STATED GOAL -
Format every line of the records below as a JSON list of strings, one string per line, with blank lines and pictures left out.

Element position data -

BEGIN

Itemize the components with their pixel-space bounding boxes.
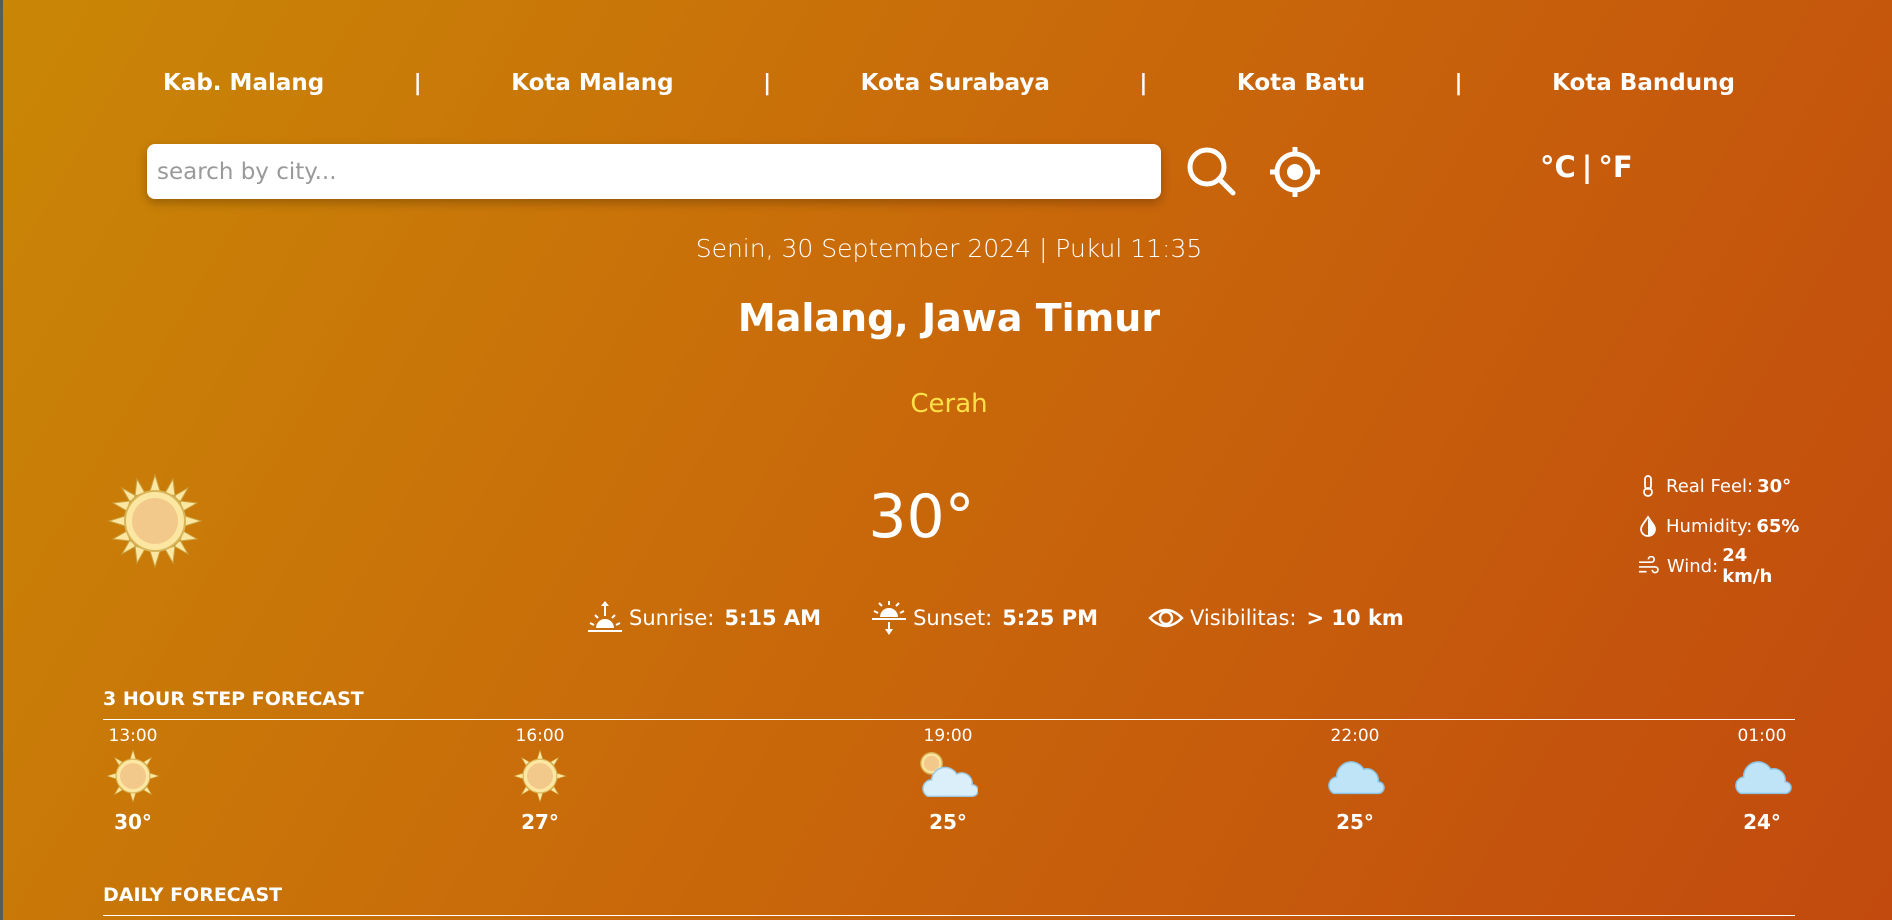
sunset-value: 5:25 PM bbox=[1002, 606, 1099, 630]
unit-toggle: °C | °F bbox=[1540, 150, 1633, 184]
fahrenheit-button[interactable]: °F bbox=[1598, 150, 1632, 184]
location-title: Malang, Jawa Timur bbox=[737, 296, 1161, 340]
cloud-icon bbox=[1328, 761, 1385, 795]
search-icon[interactable] bbox=[1185, 145, 1237, 197]
sunset-item: Sunset: 5:25 PM bbox=[871, 600, 1098, 636]
city-nav: Kab. Malang | Kota Malang | Kota Surabay… bbox=[103, 66, 1795, 100]
unit-separator: | bbox=[1581, 150, 1593, 184]
forecast-temp: 24° bbox=[1743, 810, 1781, 834]
search-bar bbox=[147, 144, 1161, 199]
sunset-label: Sunset: bbox=[913, 606, 993, 630]
forecast-temp: 27° bbox=[521, 810, 559, 834]
nav-separator: | bbox=[763, 70, 772, 96]
visibility-item: Visibilitas: > 10 km bbox=[1148, 604, 1404, 632]
nav-separator: | bbox=[413, 70, 422, 96]
eye-icon bbox=[1148, 608, 1184, 628]
wind-row: Wind: 24 km/h bbox=[1638, 545, 1799, 587]
hourly-divider bbox=[103, 719, 1795, 720]
forecast-item: 19:00 25° bbox=[918, 724, 978, 834]
wind-icon bbox=[1638, 556, 1659, 574]
weather-details: Real Feel: 30° Humidity: 65% Wind: 24 km… bbox=[1638, 466, 1799, 587]
sun-icon bbox=[513, 749, 567, 803]
celsius-button[interactable]: °C bbox=[1540, 150, 1576, 184]
nav-separator: | bbox=[1454, 70, 1463, 96]
humidity-value: 65% bbox=[1756, 515, 1800, 537]
sunset-icon bbox=[872, 601, 907, 635]
forecast-temp: 25° bbox=[929, 810, 967, 834]
humidity-label: Humidity: bbox=[1666, 515, 1753, 537]
cloud-icon bbox=[1735, 761, 1792, 795]
visibility-label: Visibilitas: bbox=[1190, 606, 1297, 630]
nav-city-kab-malang[interactable]: Kab. Malang bbox=[163, 70, 324, 96]
locate-icon[interactable] bbox=[1268, 145, 1322, 199]
forecast-time: 16:00 bbox=[515, 726, 565, 746]
daily-forecast-title: daily forecast bbox=[103, 884, 283, 906]
nav-city-kota-batu[interactable]: Kota Batu bbox=[1237, 70, 1365, 96]
sunrise-label: Sunrise: bbox=[629, 606, 715, 630]
forecast-temp: 30° bbox=[114, 810, 152, 834]
weather-app: Kab. Malang | Kota Malang | Kota Surabay… bbox=[103, 0, 1799, 920]
wind-value: 24 km/h bbox=[1722, 545, 1773, 587]
visibility-value: > 10 km bbox=[1306, 606, 1404, 630]
forecast-time: 19:00 bbox=[923, 726, 973, 746]
forecast-item: 16:00 27° bbox=[510, 724, 570, 834]
sunrise-icon bbox=[588, 601, 622, 632]
sunrise-value: 5:15 AM bbox=[724, 606, 822, 630]
forecast-temp: 25° bbox=[1336, 810, 1374, 834]
wind-label: Wind: bbox=[1666, 555, 1719, 577]
thermometer-icon bbox=[1643, 475, 1653, 497]
sun-icon bbox=[106, 749, 160, 803]
nav-city-kota-malang[interactable]: Kota Malang bbox=[511, 70, 673, 96]
forecast-time: 22:00 bbox=[1330, 726, 1380, 746]
nav-city-kota-surabaya[interactable]: Kota Surabaya bbox=[861, 70, 1050, 96]
daily-divider bbox=[103, 915, 1795, 916]
forecast-item: 01:00 24° bbox=[1732, 724, 1792, 834]
real-feel-label: Real Feel: bbox=[1666, 475, 1754, 497]
sun-info: Sunrise: 5:15 AM Sunset: 5:25 PM Visibil… bbox=[587, 600, 1454, 636]
nav-separator: | bbox=[1139, 70, 1148, 96]
weather-condition: Cerah bbox=[910, 389, 988, 419]
search-input[interactable] bbox=[147, 144, 1161, 199]
droplet-icon bbox=[1640, 515, 1656, 537]
nav-city-kota-bandung[interactable]: Kota Bandung bbox=[1552, 70, 1735, 96]
humidity-row: Humidity: 65% bbox=[1638, 506, 1799, 546]
forecast-item: 22:00 25° bbox=[1325, 724, 1385, 834]
real-feel-row: Real Feel: 30° bbox=[1638, 466, 1799, 506]
forecast-item: 13:00 30° bbox=[103, 724, 163, 834]
window-left-edge bbox=[0, 0, 3, 920]
current-temperature: 30° bbox=[868, 482, 975, 552]
date-time: Senin, 30 September 2024 | Pukul 11:35 bbox=[695, 234, 1203, 263]
partly-cloudy-icon bbox=[920, 752, 978, 798]
hourly-forecast-title: 3 hour step forecast bbox=[103, 688, 364, 710]
real-feel-value: 30° bbox=[1757, 475, 1792, 497]
sunrise-item: Sunrise: 5:15 AM bbox=[587, 600, 821, 636]
forecast-time: 13:00 bbox=[108, 726, 158, 746]
forecast-time: 01:00 bbox=[1737, 726, 1787, 746]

END

SOLUTION -
[
  "Itemize the components with their pixel-space bounding boxes.",
  "sunset-value: 5:25 PM bbox=[1002, 606, 1099, 630]",
  "unit-toggle: °C | °F bbox=[1540, 150, 1633, 184]",
  "fahrenheit-button[interactable]: °F bbox=[1598, 150, 1632, 184]",
  "location-title: Malang, Jawa Timur bbox=[737, 296, 1161, 340]",
  "cloud-icon bbox=[1328, 761, 1385, 795]",
  "search-icon[interactable] bbox=[1185, 145, 1237, 197]",
  "sunset-item: Sunset: 5:25 PM bbox=[871, 600, 1098, 636]",
  "city-nav: Kab. Malang | Kota Malang | Kota Surabay… bbox=[103, 66, 1795, 100]",
  "unit-separator: | bbox=[1581, 150, 1593, 184]",
  "forecast-temp: 24° bbox=[1743, 810, 1781, 834]",
  "search-bar bbox=[147, 144, 1161, 199]",
  "sunset-label: Sunset: bbox=[913, 606, 993, 630]",
  "forecast-temp: 27° bbox=[521, 810, 559, 834]",
  "nav-separator: | bbox=[763, 70, 772, 96]",
  "visibility-item: Visibilitas: > 10 km bbox=[1148, 604, 1404, 632]",
  "nav-separator: | bbox=[413, 70, 422, 96]",
  "eye-icon bbox=[1148, 608, 1184, 628]",
  "wind-row: Wind: 24 km/h bbox=[1638, 545, 1799, 587]",
  "hourly-divider bbox=[103, 719, 1795, 720]",
  "forecast-item: 19:00 25° bbox=[918, 724, 978, 834]",
  "wind-icon bbox=[1638, 556, 1659, 574]",
  "weather-details: Real Feel: 30° Humidity: 65% Wind: 24 km… bbox=[1638, 466, 1799, 587]",
  "sun-icon bbox=[513, 749, 567, 803]",
  "celsius-button[interactable]: °C bbox=[1540, 150, 1576, 184]",
  "nav-separator: | bbox=[1454, 70, 1463, 96]",
  "humidity-value: 65% bbox=[1756, 515, 1800, 537]",
  "sunset-icon bbox=[872, 601, 907, 635]",
  "forecast-temp: 25° bbox=[929, 810, 967, 834]",
  "humidity-label: Humidity: bbox=[1666, 515, 1753, 537]",
  "cloud-icon bbox=[1735, 761, 1792, 795]",
  "visibility-label: Visibilitas: bbox=[1190, 606, 1297, 630]",
  "nav-city-kab-malang[interactable]: Kab. Malang bbox=[163, 70, 324, 96]",
  "locate-icon[interactable] bbox=[1268, 145, 1322, 199]",
  "forecast-time: 16:00 bbox=[515, 726, 565, 746]",
  "daily-forecast-title: daily forecast bbox=[103, 884, 283, 906]",
  "nav-city-kota-batu[interactable]: Kota Batu bbox=[1237, 70, 1365, 96]",
  "sunrise-label: Sunrise: bbox=[629, 606, 715, 630]",
  "forecast-temp: 30° bbox=[114, 810, 152, 834]",
  "weather-app: Kab. Malang | Kota Malang | Kota Surabay… bbox=[103, 0, 1799, 920]",
  "wind-value: 24 km/h bbox=[1722, 545, 1773, 587]",
  "visibility-value: > 10 km bbox=[1306, 606, 1404, 630]",
  "forecast-time: 19:00 bbox=[923, 726, 973, 746]",
  "forecast-item: 16:00 27° bbox=[510, 724, 570, 834]",
  "sunrise-icon bbox=[588, 601, 622, 632]",
  "sunrise-value: 5:15 AM bbox=[724, 606, 822, 630]",
  "forecast-temp: 25° bbox=[1336, 810, 1374, 834]",
  "wind-label: Wind: bbox=[1666, 555, 1719, 577]",
  "thermometer-icon bbox=[1643, 475, 1653, 497]",
  "sun-icon bbox=[106, 749, 160, 803]",
  "nav-city-kota-malang[interactable]: Kota Malang bbox=[511, 70, 673, 96]",
  "forecast-time: 22:00 bbox=[1330, 726, 1380, 746]",
  "nav-city-kota-surabaya[interactable]: Kota Surabaya bbox=[861, 70, 1050, 96]",
  "daily-divider bbox=[103, 915, 1795, 916]",
  "forecast-item: 01:00 24° bbox=[1732, 724, 1792, 834]",
  "real-feel-label: Real Feel: bbox=[1666, 475, 1754, 497]",
  "sun-info: Sunrise: 5:15 AM Sunset: 5:25 PM Visibil… bbox=[587, 600, 1454, 636]",
  "nav-separator: | bbox=[1139, 70, 1148, 96]",
  "weather-condition: Cerah bbox=[910, 389, 988, 419]",
  "search-input[interactable] bbox=[147, 144, 1161, 199]",
  "droplet-icon bbox=[1640, 515, 1656, 537]",
  "nav-city-kota-bandung[interactable]: Kota Bandung bbox=[1552, 70, 1735, 96]",
  "humidity-row: Humidity: 65% bbox=[1638, 506, 1799, 546]",
  "forecast-item: 22:00 25° bbox=[1325, 724, 1385, 834]",
  "real-feel-row: Real Feel: 30° bbox=[1638, 466, 1799, 506]",
  "forecast-item: 13:00 30° bbox=[103, 724, 163, 834]",
  "window-left-edge bbox=[0, 0, 3, 920]",
  "current-temperature: 30° bbox=[868, 482, 975, 552]",
  "date-time: Senin, 30 September 2024 | Pukul 11:35 bbox=[695, 234, 1203, 263]",
  "partly-cloudy-icon bbox=[920, 752, 978, 798]",
  "hourly-forecast-title: 3 hour step forecast bbox=[103, 688, 364, 710]",
  "real-feel-value: 30° bbox=[1757, 475, 1792, 497]",
  "sunrise-item: Sunrise: 5:15 AM bbox=[587, 600, 821, 636]",
  "forecast-time: 13:00 bbox=[108, 726, 158, 746]",
  "forecast-time: 01:00 bbox=[1737, 726, 1787, 746]"
]